▸ **Exercise directions**
Look through the listing for the word "JSON". Copy each line that has it.

— begin —

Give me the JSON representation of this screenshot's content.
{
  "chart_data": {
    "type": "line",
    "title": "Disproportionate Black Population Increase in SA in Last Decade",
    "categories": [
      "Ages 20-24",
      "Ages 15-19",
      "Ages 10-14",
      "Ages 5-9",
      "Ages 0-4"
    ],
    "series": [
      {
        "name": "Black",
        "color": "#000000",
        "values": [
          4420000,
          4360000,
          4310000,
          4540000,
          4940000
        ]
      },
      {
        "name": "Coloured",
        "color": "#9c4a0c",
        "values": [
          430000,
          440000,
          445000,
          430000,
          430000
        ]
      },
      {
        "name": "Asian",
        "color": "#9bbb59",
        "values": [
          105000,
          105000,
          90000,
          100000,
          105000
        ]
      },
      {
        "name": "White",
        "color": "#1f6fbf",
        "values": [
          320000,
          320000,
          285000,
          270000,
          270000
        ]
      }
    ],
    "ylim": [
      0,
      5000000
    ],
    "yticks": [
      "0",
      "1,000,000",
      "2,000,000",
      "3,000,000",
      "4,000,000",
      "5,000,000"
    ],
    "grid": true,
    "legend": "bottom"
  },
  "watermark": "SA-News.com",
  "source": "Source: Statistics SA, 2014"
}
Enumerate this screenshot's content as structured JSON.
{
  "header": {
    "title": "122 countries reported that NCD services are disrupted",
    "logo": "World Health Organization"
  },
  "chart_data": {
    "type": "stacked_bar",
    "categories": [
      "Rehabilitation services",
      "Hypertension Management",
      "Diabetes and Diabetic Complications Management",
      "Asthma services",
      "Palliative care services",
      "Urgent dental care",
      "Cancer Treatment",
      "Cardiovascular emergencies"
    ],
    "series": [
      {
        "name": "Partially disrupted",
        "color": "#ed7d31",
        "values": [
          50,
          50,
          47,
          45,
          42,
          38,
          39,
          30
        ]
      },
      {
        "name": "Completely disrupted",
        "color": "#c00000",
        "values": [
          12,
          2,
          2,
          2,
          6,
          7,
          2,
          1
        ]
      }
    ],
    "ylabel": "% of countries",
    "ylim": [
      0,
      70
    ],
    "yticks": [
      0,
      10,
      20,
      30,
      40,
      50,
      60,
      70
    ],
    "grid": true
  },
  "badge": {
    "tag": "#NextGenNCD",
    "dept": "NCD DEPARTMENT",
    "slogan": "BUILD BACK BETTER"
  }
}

— end —

▸ **Reply to the exercise**
Give me the JSON representation of this screenshot's content.
Enumerate this screenshot's content as structured JSON.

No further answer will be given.